> [Prompt]: Print each record below exactly as it appears.

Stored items
---

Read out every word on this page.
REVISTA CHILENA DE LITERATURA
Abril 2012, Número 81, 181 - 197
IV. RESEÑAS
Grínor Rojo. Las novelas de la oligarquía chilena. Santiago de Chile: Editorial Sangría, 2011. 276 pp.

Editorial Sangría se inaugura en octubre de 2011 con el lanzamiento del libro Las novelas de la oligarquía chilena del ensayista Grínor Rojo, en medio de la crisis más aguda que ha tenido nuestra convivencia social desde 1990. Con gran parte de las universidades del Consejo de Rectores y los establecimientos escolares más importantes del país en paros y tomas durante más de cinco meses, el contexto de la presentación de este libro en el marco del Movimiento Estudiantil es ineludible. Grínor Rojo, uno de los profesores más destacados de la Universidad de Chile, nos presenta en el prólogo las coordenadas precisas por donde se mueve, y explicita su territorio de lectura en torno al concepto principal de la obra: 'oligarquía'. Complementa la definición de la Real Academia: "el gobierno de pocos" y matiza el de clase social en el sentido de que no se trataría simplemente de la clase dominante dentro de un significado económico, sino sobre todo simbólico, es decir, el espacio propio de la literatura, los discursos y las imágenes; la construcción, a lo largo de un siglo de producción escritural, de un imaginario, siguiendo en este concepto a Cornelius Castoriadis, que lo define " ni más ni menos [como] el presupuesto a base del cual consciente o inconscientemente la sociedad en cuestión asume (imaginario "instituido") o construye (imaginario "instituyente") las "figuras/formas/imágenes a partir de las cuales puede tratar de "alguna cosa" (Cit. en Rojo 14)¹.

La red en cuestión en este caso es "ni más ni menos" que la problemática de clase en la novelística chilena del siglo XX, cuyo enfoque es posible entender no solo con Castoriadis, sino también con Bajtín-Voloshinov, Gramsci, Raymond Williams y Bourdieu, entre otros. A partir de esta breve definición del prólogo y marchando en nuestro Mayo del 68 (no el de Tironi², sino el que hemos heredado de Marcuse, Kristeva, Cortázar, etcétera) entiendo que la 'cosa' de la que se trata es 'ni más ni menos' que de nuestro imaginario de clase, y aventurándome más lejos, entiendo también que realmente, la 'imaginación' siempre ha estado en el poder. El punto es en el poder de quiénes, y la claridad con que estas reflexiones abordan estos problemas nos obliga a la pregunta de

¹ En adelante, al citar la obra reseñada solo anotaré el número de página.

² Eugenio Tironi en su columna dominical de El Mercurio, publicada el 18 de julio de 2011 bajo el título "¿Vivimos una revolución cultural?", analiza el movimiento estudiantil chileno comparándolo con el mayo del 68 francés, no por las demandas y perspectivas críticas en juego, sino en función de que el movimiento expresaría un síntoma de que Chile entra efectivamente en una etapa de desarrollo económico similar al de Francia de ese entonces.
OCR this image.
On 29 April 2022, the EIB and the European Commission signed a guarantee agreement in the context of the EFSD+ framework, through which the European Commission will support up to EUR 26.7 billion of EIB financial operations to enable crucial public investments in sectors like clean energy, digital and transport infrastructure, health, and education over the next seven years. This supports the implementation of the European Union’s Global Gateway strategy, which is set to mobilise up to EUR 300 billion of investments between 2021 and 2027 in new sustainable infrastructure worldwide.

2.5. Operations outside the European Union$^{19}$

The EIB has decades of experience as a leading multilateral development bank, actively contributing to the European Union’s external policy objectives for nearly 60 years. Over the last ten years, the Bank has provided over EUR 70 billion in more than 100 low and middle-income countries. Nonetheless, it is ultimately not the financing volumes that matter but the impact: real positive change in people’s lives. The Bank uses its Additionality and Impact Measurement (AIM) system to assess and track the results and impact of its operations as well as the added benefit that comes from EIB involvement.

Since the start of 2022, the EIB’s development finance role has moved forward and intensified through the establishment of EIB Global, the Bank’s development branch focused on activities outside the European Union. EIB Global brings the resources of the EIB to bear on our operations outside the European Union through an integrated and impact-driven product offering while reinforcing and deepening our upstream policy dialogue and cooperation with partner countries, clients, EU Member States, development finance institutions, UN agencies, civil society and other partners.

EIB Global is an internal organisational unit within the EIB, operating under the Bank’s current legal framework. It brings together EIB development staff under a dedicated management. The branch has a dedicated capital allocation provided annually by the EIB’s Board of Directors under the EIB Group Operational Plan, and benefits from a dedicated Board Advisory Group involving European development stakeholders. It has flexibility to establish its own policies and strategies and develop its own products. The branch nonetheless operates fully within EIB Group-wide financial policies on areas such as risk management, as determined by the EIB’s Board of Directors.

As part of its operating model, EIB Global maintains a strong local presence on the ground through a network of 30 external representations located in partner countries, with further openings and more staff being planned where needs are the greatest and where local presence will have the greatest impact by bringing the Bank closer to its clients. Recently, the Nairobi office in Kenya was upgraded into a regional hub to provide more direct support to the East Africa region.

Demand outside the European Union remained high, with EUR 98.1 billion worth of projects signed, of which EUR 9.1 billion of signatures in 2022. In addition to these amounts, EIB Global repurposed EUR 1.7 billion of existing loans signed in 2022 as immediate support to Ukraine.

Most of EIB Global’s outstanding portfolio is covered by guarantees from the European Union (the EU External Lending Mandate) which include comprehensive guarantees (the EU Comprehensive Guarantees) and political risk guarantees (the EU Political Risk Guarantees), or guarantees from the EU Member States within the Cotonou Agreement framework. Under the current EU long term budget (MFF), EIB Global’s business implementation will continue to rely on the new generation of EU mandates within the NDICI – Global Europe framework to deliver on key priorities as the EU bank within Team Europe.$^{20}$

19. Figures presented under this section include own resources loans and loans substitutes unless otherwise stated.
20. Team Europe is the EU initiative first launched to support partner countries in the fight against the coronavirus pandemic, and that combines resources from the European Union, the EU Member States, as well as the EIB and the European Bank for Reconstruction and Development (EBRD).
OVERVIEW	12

---

> [Reply]:
Read out every word on this page.
REVISTA CHILENA DE LITERATURA
Abril 2012, Número 81, 181 - 197
IV. RESEÑAS
Grínor Rojo. Las novelas de la oligarquía chilena. Santiago de Chile: Editorial Sangría, 2011. 276 pp.

Editorial Sangría se inaugura en octubre de 2011 con el lanzamiento del libro Las novelas de la oligarquía chilena del ensayista Grínor Rojo, en medio de la crisis más aguda que ha tenido nuestra convivencia social desde 1990. Con gran parte de las universidades del Consejo de Rectores y los establecimientos escolares más importantes del país en paros y tomas durante más de cinco meses, el contexto de la presentación de este libro en el marco del Movimiento Estudiantil es ineludible. Grínor Rojo, uno de los profesores más destacados de la Universidad de Chile, nos presenta en el prólogo las coordenadas precisas por donde se mueve, y explicita su territorio de lectura en torno al concepto principal de la obra: 'oligarquía'. Complementa la definición de la Real Academia: "el gobierno de pocos" y matiza el de clase social en el sentido de que no se trataría simplemente de la clase dominante dentro de un significado económico, sino sobre todo simbólico, es decir, el espacio propio de la literatura, los discursos y las imágenes; la construcción, a lo largo de un siglo de producción escritural, de un imaginario, siguiendo en este concepto a Cornelius Castoriadis, que lo define " ni más ni menos [como] el presupuesto a base del cual consciente o inconscientemente la sociedad en cuestión asume (imaginario "instituido") o construye (imaginario "instituyente") las "figuras/formas/imágenes a partir de las cuales puede tratar de "alguna cosa" (Cit. en Rojo 14)¹.

La red en cuestión en este caso es "ni más ni menos" que la problemática de clase en la novelística chilena del siglo XX, cuyo enfoque es posible entender no solo con Castoriadis, sino también con Bajtín-Voloshinov, Gramsci, Raymond Williams y Bourdieu, entre otros. A partir de esta breve definición del prólogo y marchando en nuestro Mayo del 68 (no el de Tironi², sino el que hemos heredado de Marcuse, Kristeva, Cortázar, etcétera) entiendo que la 'cosa' de la que se trata es 'ni más ni menos' que de nuestro imaginario de clase, y aventurándome más lejos, entiendo también que realmente, la 'imaginación' siempre ha estado en el poder. El punto es en el poder de quiénes, y la claridad con que estas reflexiones abordan estos problemas nos obliga a la pregunta de

¹ En adelante, al citar la obra reseñada solo anotaré el número de página.

² Eugenio Tironi en su columna dominical de El Mercurio, publicada el 18 de julio de 2011 bajo el título "¿Vivimos una revolución cultural?", analiza el movimiento estudiantil chileno comparándolo con el mayo del 68 francés, no por las demandas y perspectivas críticas en juego, sino en función de que el movimiento expresaría un síntoma de que Chile entra efectivamente en una etapa de desarrollo económico similar al de Francia de ese entonces.
OCR this image.
On 29 April 2022, the EIB and the European Commission signed a guarantee agreement in the context of the EFSD+ framework, through which the European Commission will support up to EUR 26.7 billion of EIB financial operations to enable crucial public investments in sectors like clean energy, digital and transport infrastructure, health, and education over the next seven years. This supports the implementation of the European Union’s Global Gateway strategy, which is set to mobilise up to EUR 300 billion of investments between 2021 and 2027 in new sustainable infrastructure worldwide.

2.5. Operations outside the European Union$^{19}$

The EIB has decades of experience as a leading multilateral development bank, actively contributing to the European Union’s external policy objectives for nearly 60 years. Over the last ten years, the Bank has provided over EUR 70 billion in more than 100 low and middle-income countries. Nonetheless, it is ultimately not the financing volumes that matter but the impact: real positive change in people’s lives. The Bank uses its Additionality and Impact Measurement (AIM) system to assess and track the results and impact of its operations as well as the added benefit that comes from EIB involvement.

Since the start of 2022, the EIB’s development finance role has moved forward and intensified through the establishment of EIB Global, the Bank’s development branch focused on activities outside the European Union. EIB Global brings the resources of the EIB to bear on our operations outside the European Union through an integrated and impact-driven product offering while reinforcing and deepening our upstream policy dialogue and cooperation with partner countries, clients, EU Member States, development finance institutions, UN agencies, civil society and other partners.

EIB Global is an internal organisational unit within the EIB, operating under the Bank’s current legal framework. It brings together EIB development staff under a dedicated management. The branch has a dedicated capital allocation provided annually by the EIB’s Board of Directors under the EIB Group Operational Plan, and benefits from a dedicated Board Advisory Group involving European development stakeholders. It has flexibility to establish its own policies and strategies and develop its own products. The branch nonetheless operates fully within EIB Group-wide financial policies on areas such as risk management, as determined by the EIB’s Board of Directors.

As part of its operating model, EIB Global maintains a strong local presence on the ground through a network of 30 external representations located in partner countries, with further openings and more staff being planned where needs are the greatest and where local presence will have the greatest impact by bringing the Bank closer to its clients. Recently, the Nairobi office in Kenya was upgraded into a regional hub to provide more direct support to the East Africa region.

Demand outside the European Union remained high, with EUR 98.1 billion worth of projects signed, of which EUR 9.1 billion of signatures in 2022. In addition to these amounts, EIB Global repurposed EUR 1.7 billion of existing loans signed in 2022 as immediate support to Ukraine.

Most of EIB Global’s outstanding portfolio is covered by guarantees from the European Union (the EU External Lending Mandate) which include comprehensive guarantees (the EU Comprehensive Guarantees) and political risk guarantees (the EU Political Risk Guarantees), or guarantees from the EU Member States within the Cotonou Agreement framework. Under the current EU long term budget (MFF), EIB Global’s business implementation will continue to rely on the new generation of EU mandates within the NDICI – Global Europe framework to deliver on key priorities as the EU bank within Team Europe.$^{20}$

19. Figures presented under this section include own resources loans and loans substitutes unless otherwise stated.
20. Team Europe is the EU initiative first launched to support partner countries in the fight against the coronavirus pandemic, and that combines resources from the European Union, the EU Member States, as well as the EIB and the European Bank for Reconstruction and Development (EBRD).
OVERVIEW	12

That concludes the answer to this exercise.